--- Your objective ---
Can you print the data exactly and leave out each image?

--- Data ---
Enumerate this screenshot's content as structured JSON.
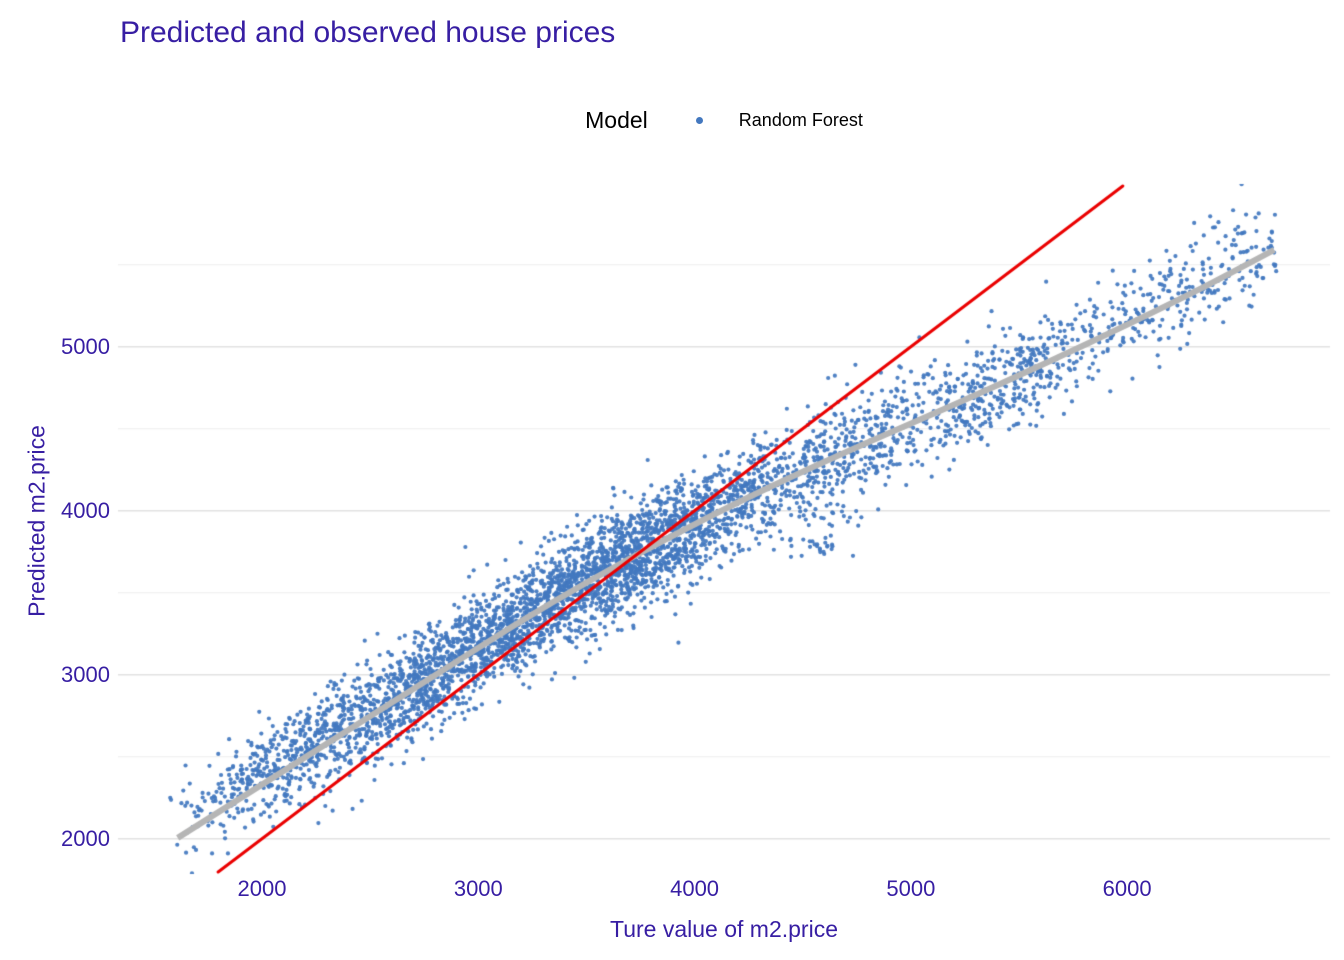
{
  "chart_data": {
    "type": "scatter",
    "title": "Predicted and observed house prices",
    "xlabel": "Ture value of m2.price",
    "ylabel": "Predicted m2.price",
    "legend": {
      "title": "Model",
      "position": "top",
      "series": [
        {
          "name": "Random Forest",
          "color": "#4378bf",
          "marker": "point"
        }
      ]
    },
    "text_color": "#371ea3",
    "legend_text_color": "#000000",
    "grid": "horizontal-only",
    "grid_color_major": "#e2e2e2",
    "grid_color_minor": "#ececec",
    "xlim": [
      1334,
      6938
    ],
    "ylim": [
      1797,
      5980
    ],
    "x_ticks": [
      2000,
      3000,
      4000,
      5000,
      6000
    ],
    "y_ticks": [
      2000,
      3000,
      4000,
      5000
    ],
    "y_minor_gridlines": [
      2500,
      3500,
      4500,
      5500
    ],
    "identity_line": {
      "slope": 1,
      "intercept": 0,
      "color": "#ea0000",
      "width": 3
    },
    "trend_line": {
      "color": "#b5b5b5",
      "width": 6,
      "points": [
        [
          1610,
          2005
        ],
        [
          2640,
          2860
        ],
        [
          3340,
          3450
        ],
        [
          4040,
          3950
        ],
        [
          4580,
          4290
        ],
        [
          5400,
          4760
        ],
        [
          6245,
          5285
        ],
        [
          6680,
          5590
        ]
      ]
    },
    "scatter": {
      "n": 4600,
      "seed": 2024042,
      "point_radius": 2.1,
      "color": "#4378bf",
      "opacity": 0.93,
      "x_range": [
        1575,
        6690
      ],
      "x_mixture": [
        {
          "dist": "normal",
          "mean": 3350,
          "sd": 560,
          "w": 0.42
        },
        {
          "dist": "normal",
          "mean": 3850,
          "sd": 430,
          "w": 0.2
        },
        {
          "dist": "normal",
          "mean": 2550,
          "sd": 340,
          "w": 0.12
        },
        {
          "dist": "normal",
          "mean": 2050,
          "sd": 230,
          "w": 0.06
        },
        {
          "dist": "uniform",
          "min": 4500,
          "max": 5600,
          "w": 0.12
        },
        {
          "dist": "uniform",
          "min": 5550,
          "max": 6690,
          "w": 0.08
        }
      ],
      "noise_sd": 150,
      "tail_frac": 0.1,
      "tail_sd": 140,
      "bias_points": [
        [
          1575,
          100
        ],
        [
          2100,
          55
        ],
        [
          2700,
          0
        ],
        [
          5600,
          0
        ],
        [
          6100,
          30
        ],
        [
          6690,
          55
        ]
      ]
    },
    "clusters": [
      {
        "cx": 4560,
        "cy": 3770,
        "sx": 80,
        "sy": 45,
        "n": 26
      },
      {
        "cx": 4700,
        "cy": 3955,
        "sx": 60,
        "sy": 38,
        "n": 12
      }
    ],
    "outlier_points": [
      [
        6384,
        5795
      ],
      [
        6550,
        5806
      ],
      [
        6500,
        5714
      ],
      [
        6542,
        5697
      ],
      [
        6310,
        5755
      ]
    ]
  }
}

--- Reply ---
Enumerate this screenshot's content as structured JSON.
{
  "chart_data": {
    "type": "scatter",
    "title": "Predicted and observed house prices",
    "xlabel": "Ture value of m2.price",
    "ylabel": "Predicted m2.price",
    "legend": {
      "title": "Model",
      "position": "top",
      "series": [
        {
          "name": "Random Forest",
          "color": "#4378bf",
          "marker": "point"
        }
      ]
    },
    "text_color": "#371ea3",
    "legend_text_color": "#000000",
    "grid": "horizontal-only",
    "grid_color_major": "#e2e2e2",
    "grid_color_minor": "#ececec",
    "xlim": [
      1334,
      6938
    ],
    "ylim": [
      1797,
      5980
    ],
    "x_ticks": [
      2000,
      3000,
      4000,
      5000,
      6000
    ],
    "y_ticks": [
      2000,
      3000,
      4000,
      5000
    ],
    "y_minor_gridlines": [
      2500,
      3500,
      4500,
      5500
    ],
    "identity_line": {
      "slope": 1,
      "intercept": 0,
      "color": "#ea0000",
      "width": 3
    },
    "trend_line": {
      "color": "#b5b5b5",
      "width": 6,
      "points": [
        [
          1610,
          2005
        ],
        [
          2640,
          2860
        ],
        [
          3340,
          3450
        ],
        [
          4040,
          3950
        ],
        [
          4580,
          4290
        ],
        [
          5400,
          4760
        ],
        [
          6245,
          5285
        ],
        [
          6680,
          5590
        ]
      ]
    },
    "scatter": {
      "n": 4600,
      "seed": 2024042,
      "point_radius": 2.1,
      "color": "#4378bf",
      "opacity": 0.93,
      "x_range": [
        1575,
        6690
      ],
      "x_mixture": [
        {
          "dist": "normal",
          "mean": 3350,
          "sd": 560,
          "w": 0.42
        },
        {
          "dist": "normal",
          "mean": 3850,
          "sd": 430,
          "w": 0.2
        },
        {
          "dist": "normal",
          "mean": 2550,
          "sd": 340,
          "w": 0.12
        },
        {
          "dist": "normal",
          "mean": 2050,
          "sd": 230,
          "w": 0.06
        },
        {
          "dist": "uniform",
          "min": 4500,
          "max": 5600,
          "w": 0.12
        },
        {
          "dist": "uniform",
          "min": 5550,
          "max": 6690,
          "w": 0.08
        }
      ],
      "noise_sd": 150,
      "tail_frac": 0.1,
      "tail_sd": 140,
      "bias_points": [
        [
          1575,
          100
        ],
        [
          2100,
          55
        ],
        [
          2700,
          0
        ],
        [
          5600,
          0
        ],
        [
          6100,
          30
        ],
        [
          6690,
          55
        ]
      ]
    },
    "clusters": [
      {
        "cx": 4560,
        "cy": 3770,
        "sx": 80,
        "sy": 45,
        "n": 26
      },
      {
        "cx": 4700,
        "cy": 3955,
        "sx": 60,
        "sy": 38,
        "n": 12
      }
    ],
    "outlier_points": [
      [
        6384,
        5795
      ],
      [
        6550,
        5806
      ],
      [
        6500,
        5714
      ],
      [
        6542,
        5697
      ],
      [
        6310,
        5755
      ]
    ]
  }
}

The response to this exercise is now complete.